■ **TASK REQUIREMENTS**: Which lines below contain the word "vaccine"? Copy each one.

[Start of section]

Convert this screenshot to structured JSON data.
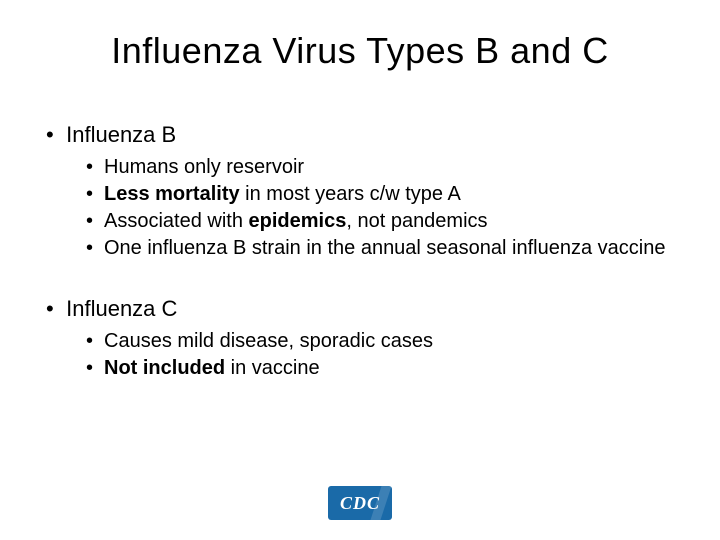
{
  "title": "Influenza Virus Types B and C",
  "sections": [
    {
      "header": "Influenza B",
      "items": [
        {
          "plain": "Humans only reservoir"
        },
        {
          "boldPrefix": "Less mortality",
          "rest": " in most years c/w type A"
        },
        {
          "prefix": "Associated with ",
          "boldMid": "epidemics",
          "rest": ", not pandemics"
        },
        {
          "plain": "One influenza B strain in the annual seasonal influenza vaccine"
        }
      ]
    },
    {
      "header": "Influenza C",
      "items": [
        {
          "plain": "Causes mild disease, sporadic cases"
        },
        {
          "boldPrefix": "Not included",
          "rest": " in vaccine"
        }
      ]
    }
  ],
  "logo": {
    "text": "CDC",
    "background": "#1a6aa8",
    "textColor": "#ffffff"
  },
  "colors": {
    "background": "#ffffff",
    "text": "#000000"
  },
  "typography": {
    "title_fontsize": 36,
    "header_fontsize": 22,
    "item_fontsize": 20,
    "font_family": "Arial"
  }
}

[End of section]

■ **EXERCISE RESULT**:
          "plain": "One influenza B strain in the annual seasonal influenza vaccine"
          "rest": " in vaccine"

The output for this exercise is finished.